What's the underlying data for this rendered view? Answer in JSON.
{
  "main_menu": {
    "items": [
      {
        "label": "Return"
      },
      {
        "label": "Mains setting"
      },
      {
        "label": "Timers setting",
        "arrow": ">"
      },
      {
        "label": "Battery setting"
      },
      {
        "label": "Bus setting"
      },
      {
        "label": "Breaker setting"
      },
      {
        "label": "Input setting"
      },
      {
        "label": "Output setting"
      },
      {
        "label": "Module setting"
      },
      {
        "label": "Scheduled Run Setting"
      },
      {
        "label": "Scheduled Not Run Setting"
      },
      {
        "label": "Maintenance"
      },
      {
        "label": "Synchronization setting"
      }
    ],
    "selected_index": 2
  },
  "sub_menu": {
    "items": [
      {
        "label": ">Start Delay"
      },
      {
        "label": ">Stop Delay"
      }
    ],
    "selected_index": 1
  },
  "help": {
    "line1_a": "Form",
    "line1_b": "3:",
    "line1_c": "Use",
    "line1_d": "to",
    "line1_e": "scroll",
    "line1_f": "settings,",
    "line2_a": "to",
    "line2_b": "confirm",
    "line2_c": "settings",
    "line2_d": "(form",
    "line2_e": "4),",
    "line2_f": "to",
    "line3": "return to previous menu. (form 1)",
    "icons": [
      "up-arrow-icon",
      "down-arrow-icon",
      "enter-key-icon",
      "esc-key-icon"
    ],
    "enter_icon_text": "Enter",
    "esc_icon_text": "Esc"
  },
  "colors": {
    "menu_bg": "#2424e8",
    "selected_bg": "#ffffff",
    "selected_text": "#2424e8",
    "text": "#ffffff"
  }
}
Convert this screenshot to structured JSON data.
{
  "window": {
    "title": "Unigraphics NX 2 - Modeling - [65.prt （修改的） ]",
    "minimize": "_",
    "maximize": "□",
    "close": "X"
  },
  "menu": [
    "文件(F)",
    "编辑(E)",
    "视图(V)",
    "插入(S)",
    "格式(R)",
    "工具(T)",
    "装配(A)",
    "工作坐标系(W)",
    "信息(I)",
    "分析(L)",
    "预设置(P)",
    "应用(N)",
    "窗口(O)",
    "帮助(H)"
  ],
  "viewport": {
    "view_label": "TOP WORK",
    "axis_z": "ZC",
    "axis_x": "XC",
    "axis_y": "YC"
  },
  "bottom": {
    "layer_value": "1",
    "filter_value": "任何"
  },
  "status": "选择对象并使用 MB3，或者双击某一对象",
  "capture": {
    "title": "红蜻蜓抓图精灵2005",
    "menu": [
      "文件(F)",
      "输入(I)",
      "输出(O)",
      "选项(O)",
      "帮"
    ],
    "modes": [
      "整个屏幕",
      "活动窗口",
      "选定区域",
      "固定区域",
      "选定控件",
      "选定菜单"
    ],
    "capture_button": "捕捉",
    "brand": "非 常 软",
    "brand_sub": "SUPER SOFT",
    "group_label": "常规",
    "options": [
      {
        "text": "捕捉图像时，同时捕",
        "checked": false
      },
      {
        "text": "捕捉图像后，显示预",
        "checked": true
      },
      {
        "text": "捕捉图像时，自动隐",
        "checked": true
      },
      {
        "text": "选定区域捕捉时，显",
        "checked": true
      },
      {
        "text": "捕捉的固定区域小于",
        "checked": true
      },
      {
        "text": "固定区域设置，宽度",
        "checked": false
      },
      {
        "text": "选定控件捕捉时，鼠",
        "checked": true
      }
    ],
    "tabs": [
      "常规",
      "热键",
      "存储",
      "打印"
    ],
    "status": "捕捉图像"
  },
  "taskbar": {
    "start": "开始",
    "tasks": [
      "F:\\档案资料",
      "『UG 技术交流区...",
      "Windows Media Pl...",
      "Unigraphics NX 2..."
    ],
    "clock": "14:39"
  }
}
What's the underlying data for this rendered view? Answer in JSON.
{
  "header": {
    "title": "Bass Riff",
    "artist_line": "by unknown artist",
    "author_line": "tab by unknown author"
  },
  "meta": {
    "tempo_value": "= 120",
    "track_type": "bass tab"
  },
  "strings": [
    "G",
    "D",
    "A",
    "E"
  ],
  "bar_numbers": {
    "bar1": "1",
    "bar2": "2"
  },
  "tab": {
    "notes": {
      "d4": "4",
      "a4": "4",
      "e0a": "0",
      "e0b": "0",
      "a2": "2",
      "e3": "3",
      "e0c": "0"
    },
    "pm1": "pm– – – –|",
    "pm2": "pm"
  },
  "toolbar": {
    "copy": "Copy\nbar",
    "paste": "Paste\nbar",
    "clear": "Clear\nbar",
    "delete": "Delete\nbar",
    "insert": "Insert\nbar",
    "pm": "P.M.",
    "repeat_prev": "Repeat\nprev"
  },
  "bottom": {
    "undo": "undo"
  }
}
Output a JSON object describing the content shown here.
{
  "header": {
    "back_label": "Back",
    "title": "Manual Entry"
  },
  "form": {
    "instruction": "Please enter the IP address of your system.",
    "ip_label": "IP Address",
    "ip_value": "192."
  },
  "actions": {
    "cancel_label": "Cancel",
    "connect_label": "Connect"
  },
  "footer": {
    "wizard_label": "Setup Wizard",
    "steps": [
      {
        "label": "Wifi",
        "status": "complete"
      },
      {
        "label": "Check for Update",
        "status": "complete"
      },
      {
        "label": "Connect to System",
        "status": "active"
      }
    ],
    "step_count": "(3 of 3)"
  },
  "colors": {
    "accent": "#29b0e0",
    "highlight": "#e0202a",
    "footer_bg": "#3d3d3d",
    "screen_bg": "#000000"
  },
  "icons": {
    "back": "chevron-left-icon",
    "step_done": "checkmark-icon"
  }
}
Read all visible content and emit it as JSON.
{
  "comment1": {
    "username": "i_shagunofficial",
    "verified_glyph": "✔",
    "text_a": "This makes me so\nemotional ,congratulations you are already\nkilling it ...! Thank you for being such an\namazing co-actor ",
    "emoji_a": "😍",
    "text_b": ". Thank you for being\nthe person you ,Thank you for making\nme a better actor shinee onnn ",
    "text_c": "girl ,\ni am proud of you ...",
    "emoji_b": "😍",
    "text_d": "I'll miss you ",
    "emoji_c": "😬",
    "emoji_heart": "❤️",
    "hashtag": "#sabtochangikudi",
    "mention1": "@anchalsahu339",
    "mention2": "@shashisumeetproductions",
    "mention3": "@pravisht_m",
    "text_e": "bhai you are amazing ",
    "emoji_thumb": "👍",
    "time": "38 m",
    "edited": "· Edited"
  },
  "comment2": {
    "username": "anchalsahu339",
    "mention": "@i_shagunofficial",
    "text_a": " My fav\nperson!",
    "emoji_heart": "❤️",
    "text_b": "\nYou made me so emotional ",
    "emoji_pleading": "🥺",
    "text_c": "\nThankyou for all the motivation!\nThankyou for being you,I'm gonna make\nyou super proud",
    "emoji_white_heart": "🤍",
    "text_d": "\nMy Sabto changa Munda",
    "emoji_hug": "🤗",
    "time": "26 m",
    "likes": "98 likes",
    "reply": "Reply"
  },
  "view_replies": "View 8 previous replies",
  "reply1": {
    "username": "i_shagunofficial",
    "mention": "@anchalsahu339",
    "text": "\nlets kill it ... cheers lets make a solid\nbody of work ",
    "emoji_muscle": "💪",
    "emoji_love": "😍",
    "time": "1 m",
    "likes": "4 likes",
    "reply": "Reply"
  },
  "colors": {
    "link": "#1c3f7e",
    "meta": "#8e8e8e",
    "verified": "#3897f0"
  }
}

== Given exercise ==
Return all of the entries exactly as they were supplied.

== Complete response ==
What's the underlying data for this rendered view? Answer in JSON.
{
  "main_menu": {
    "items": [
      {
        "label": "Return"
      },
      {
        "label": "Mains setting"
      },
      {
        "label": "Timers setting",
        "arrow": ">"
      },
      {
        "label": "Battery setting"
      },
      {
        "label": "Bus setting"
      },
      {
        "label": "Breaker setting"
      },
      {
        "label": "Input setting"
      },
      {
        "label": "Output setting"
      },
      {
        "label": "Module setting"
      },
      {
        "label": "Scheduled Run Setting"
      },
      {
        "label": "Scheduled Not Run Setting"
      },
      {
        "label": "Maintenance"
      },
      {
        "label": "Synchronization setting"
      }
    ],
    "selected_index": 2
  },
  "sub_menu": {
    "items": [
      {
        "label": ">Start Delay"
      },
      {
        "label": ">Stop Delay"
      }
    ],
    "selected_index": 1
  },
  "help": {
    "line1_a": "Form",
    "line1_b": "3:",
    "line1_c": "Use",
    "line1_d": "to",
    "line1_e": "scroll",
    "line1_f": "settings,",
    "line2_a": "to",
    "line2_b": "confirm",
    "line2_c": "settings",
    "line2_d": "(form",
    "line2_e": "4),",
    "line2_f": "to",
    "line3": "return to previous menu. (form 1)",
    "icons": [
      "up-arrow-icon",
      "down-arrow-icon",
      "enter-key-icon",
      "esc-key-icon"
    ],
    "enter_icon_text": "Enter",
    "esc_icon_text": "Esc"
  },
  "colors": {
    "menu_bg": "#2424e8",
    "selected_bg": "#ffffff",
    "selected_text": "#2424e8",
    "text": "#ffffff"
  }
}
Convert this screenshot to structured JSON data.
{
  "window": {
    "title": "Unigraphics NX 2 - Modeling - [65.prt （修改的） ]",
    "minimize": "_",
    "maximize": "□",
    "close": "X"
  },
  "menu": [
    "文件(F)",
    "编辑(E)",
    "视图(V)",
    "插入(S)",
    "格式(R)",
    "工具(T)",
    "装配(A)",
    "工作坐标系(W)",
    "信息(I)",
    "分析(L)",
    "预设置(P)",
    "应用(N)",
    "窗口(O)",
    "帮助(H)"
  ],
  "viewport": {
    "view_label": "TOP WORK",
    "axis_z": "ZC",
    "axis_x": "XC",
    "axis_y": "YC"
  },
  "bottom": {
    "layer_value": "1",
    "filter_value": "任何"
  },
  "status": "选择对象并使用 MB3，或者双击某一对象",
  "capture": {
    "title": "红蜻蜓抓图精灵2005",
    "menu": [
      "文件(F)",
      "输入(I)",
      "输出(O)",
      "选项(O)",
      "帮"
    ],
    "modes": [
      "整个屏幕",
      "活动窗口",
      "选定区域",
      "固定区域",
      "选定控件",
      "选定菜单"
    ],
    "capture_button": "捕捉",
    "brand": "非 常 软",
    "brand_sub": "SUPER SOFT",
    "group_label": "常规",
    "options": [
      {
        "text": "捕捉图像时，同时捕",
        "checked": false
      },
      {
        "text": "捕捉图像后，显示预",
        "checked": true
      },
      {
        "text": "捕捉图像时，自动隐",
        "checked": true
      },
      {
        "text": "选定区域捕捉时，显",
        "checked": true
      },
      {
        "text": "捕捉的固定区域小于",
        "checked": true
      },
      {
        "text": "固定区域设置，宽度",
        "checked": false
      },
      {
        "text": "选定控件捕捉时，鼠",
        "checked": true
      }
    ],
    "tabs": [
      "常规",
      "热键",
      "存储",
      "打印"
    ],
    "status": "捕捉图像"
  },
  "taskbar": {
    "start": "开始",
    "tasks": [
      "F:\\档案资料",
      "『UG 技术交流区...",
      "Windows Media Pl...",
      "Unigraphics NX 2..."
    ],
    "clock": "14:39"
  }
}
What's the underlying data for this rendered view? Answer in JSON.
{
  "header": {
    "title": "Bass Riff",
    "artist_line": "by unknown artist",
    "author_line": "tab by unknown author"
  },
  "meta": {
    "tempo_value": "= 120",
    "track_type": "bass tab"
  },
  "strings": [
    "G",
    "D",
    "A",
    "E"
  ],
  "bar_numbers": {
    "bar1": "1",
    "bar2": "2"
  },
  "tab": {
    "notes": {
      "d4": "4",
      "a4": "4",
      "e0a": "0",
      "e0b": "0",
      "a2": "2",
      "e3": "3",
      "e0c": "0"
    },
    "pm1": "pm– – – –|",
    "pm2": "pm"
  },
  "toolbar": {
    "copy": "Copy\nbar",
    "paste": "Paste\nbar",
    "clear": "Clear\nbar",
    "delete": "Delete\nbar",
    "insert": "Insert\nbar",
    "pm": "P.M.",
    "repeat_prev": "Repeat\nprev"
  },
  "bottom": {
    "undo": "undo"
  }
}
Output a JSON object describing the content shown here.
{
  "header": {
    "back_label": "Back",
    "title": "Manual Entry"
  },
  "form": {
    "instruction": "Please enter the IP address of your system.",
    "ip_label": "IP Address",
    "ip_value": "192."
  },
  "actions": {
    "cancel_label": "Cancel",
    "connect_label": "Connect"
  },
  "footer": {
    "wizard_label": "Setup Wizard",
    "steps": [
      {
        "label": "Wifi",
        "status": "complete"
      },
      {
        "label": "Check for Update",
        "status": "complete"
      },
      {
        "label": "Connect to System",
        "status": "active"
      }
    ],
    "step_count": "(3 of 3)"
  },
  "colors": {
    "accent": "#29b0e0",
    "highlight": "#e0202a",
    "footer_bg": "#3d3d3d",
    "screen_bg": "#000000"
  },
  "icons": {
    "back": "chevron-left-icon",
    "step_done": "checkmark-icon"
  }
}
Read all visible content and emit it as JSON.
{
  "comment1": {
    "username": "i_shagunofficial",
    "verified_glyph": "✔",
    "text_a": "This makes me so\nemotional ,congratulations you are already\nkilling it ...! Thank you for being such an\namazing co-actor ",
    "emoji_a": "😍",
    "text_b": ". Thank you for being\nthe person you ,Thank you for making\nme a better actor shinee onnn ",
    "text_c": "girl ,\ni am proud of you ...",
    "emoji_b": "😍",
    "text_d": "I'll miss you ",
    "emoji_c": "😬",
    "emoji_heart": "❤️",
    "hashtag": "#sabtochangikudi",
    "mention1": "@anchalsahu339",
    "mention2": "@shashisumeetproductions",
    "mention3": "@pravisht_m",
    "text_e": "bhai you are amazing ",
    "emoji_thumb": "👍",
    "time": "38 m",
    "edited": "· Edited"
  },
  "comment2": {
    "username": "anchalsahu339",
    "mention": "@i_shagunofficial",
    "text_a": " My fav\nperson!",
    "emoji_heart": "❤️",
    "text_b": "\nYou made me so emotional ",
    "emoji_pleading": "🥺",
    "text_c": "\nThankyou for all the motivation!\nThankyou for being you,I'm gonna make\nyou super proud",
    "emoji_white_heart": "🤍",
    "text_d": "\nMy Sabto changa Munda",
    "emoji_hug": "🤗",
    "time": "26 m",
    "likes": "98 likes",
    "reply": "Reply"
  },
  "view_replies": "View 8 previous replies",
  "reply1": {
    "username": "i_shagunofficial",
    "mention": "@anchalsahu339",
    "text": "\nlets kill it ... cheers lets make a solid\nbody of work ",
    "emoji_muscle": "💪",
    "emoji_love": "😍",
    "time": "1 m",
    "likes": "4 likes",
    "reply": "Reply"
  },
  "colors": {
    "link": "#1c3f7e",
    "meta": "#8e8e8e",
    "verified": "#3897f0"
  }
}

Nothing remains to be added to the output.